**Rows:**
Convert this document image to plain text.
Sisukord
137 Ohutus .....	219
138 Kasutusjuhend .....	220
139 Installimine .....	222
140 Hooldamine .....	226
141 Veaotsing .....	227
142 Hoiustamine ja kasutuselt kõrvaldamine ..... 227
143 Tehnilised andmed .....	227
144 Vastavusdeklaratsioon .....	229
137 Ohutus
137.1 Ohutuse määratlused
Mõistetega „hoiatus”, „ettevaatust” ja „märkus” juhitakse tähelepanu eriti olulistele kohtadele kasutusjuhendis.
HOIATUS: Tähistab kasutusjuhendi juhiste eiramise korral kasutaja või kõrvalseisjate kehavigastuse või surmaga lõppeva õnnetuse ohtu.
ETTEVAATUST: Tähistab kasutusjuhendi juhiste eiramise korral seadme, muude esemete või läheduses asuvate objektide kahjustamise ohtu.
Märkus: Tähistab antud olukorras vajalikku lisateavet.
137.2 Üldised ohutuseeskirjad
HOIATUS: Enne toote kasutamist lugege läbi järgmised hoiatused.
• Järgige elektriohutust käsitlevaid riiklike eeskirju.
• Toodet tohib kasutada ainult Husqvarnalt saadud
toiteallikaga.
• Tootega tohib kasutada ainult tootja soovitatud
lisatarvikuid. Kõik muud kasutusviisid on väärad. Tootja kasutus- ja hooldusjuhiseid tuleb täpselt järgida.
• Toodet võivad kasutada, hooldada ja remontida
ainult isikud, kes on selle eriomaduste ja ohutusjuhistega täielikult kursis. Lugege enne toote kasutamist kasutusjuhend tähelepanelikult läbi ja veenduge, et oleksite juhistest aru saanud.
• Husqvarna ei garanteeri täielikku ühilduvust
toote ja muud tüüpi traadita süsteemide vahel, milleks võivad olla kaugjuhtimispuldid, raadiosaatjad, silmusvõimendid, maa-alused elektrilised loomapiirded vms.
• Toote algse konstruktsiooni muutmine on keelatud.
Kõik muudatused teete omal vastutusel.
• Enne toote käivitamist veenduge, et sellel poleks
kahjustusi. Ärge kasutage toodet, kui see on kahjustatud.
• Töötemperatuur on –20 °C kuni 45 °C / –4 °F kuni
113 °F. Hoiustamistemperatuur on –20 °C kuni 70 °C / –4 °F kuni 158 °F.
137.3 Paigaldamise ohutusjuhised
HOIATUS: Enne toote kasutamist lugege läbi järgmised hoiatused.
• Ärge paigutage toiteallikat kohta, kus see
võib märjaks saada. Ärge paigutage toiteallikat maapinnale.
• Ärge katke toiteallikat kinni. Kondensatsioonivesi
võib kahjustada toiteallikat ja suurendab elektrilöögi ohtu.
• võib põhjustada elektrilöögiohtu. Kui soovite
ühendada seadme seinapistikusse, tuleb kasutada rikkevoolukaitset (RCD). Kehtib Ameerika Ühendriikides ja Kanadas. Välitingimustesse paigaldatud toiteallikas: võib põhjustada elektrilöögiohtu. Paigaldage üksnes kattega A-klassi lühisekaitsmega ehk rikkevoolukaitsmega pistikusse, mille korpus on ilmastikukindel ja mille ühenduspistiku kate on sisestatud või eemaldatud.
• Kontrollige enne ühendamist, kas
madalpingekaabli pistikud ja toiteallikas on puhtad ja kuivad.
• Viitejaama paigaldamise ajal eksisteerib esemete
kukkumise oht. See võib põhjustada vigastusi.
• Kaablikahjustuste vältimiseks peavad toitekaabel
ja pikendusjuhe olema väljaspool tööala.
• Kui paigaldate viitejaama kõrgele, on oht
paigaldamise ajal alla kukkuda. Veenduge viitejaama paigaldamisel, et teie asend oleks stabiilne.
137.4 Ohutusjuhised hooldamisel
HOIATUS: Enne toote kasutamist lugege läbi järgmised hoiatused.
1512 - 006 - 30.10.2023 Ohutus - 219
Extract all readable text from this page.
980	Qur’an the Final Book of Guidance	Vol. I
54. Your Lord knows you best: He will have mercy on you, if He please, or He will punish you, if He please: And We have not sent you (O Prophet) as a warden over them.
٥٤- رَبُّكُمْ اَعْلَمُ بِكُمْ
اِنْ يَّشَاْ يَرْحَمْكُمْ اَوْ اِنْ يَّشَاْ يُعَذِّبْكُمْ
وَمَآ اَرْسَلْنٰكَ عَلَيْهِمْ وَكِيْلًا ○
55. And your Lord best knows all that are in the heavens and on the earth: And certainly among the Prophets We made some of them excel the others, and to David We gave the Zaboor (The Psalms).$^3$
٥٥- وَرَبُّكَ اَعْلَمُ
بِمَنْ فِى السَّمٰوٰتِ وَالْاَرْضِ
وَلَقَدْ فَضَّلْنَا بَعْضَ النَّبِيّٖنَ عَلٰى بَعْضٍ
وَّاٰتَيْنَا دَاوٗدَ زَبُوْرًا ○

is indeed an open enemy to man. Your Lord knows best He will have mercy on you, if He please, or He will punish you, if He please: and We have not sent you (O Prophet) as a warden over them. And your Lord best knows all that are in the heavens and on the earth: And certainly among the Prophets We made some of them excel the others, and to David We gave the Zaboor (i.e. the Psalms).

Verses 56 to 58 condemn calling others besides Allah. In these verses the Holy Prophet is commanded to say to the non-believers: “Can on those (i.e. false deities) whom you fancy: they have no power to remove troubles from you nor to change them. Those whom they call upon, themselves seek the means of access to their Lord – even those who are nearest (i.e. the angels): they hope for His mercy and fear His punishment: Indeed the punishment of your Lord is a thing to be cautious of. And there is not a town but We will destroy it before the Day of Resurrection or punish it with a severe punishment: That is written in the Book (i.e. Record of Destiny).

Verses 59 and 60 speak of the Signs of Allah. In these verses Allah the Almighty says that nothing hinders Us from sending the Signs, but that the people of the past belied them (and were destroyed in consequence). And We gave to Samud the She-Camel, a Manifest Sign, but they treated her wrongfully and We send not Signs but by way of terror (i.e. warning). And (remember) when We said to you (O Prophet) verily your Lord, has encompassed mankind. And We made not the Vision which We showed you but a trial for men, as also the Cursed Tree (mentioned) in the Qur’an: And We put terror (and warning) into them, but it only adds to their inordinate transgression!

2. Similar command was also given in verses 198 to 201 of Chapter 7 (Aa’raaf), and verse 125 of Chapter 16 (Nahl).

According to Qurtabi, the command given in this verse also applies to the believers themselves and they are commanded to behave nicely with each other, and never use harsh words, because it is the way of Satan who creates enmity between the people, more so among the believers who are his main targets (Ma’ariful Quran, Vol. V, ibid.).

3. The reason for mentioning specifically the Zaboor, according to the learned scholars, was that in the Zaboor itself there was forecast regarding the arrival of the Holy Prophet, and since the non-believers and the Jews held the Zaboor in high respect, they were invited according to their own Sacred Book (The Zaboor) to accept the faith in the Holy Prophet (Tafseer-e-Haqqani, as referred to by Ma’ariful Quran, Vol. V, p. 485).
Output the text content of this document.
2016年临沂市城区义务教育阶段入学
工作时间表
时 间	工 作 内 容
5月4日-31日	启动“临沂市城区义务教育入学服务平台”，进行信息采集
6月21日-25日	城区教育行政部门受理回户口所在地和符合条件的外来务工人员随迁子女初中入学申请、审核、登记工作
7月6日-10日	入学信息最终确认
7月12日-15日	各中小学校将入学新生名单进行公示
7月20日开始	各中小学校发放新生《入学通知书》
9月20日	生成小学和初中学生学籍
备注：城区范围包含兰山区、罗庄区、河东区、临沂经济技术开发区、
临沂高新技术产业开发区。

**Goal:** Where a line above contains the word "põhjustada", copy that line.

**Correct response:**
• võib põhjustada elektrilöögiohtu. Kui soovite
ühendada seadme seinapistikusse, tuleb kasutada rikkevoolukaitset (RCD). Kehtib Ameerika Ühendriikides ja Kanadas. Välitingimustesse paigaldatud toiteallikas: võib põhjustada elektrilöögiohtu. Paigaldage üksnes kattega A-klassi lühisekaitsmega ehk rikkevoolukaitsmega pistikusse, mille korpus on ilmastikukindel ja mille ühenduspistiku kate on sisestatud või eemaldatud.
kukkumise oht. See võib põhjustada vigastusi.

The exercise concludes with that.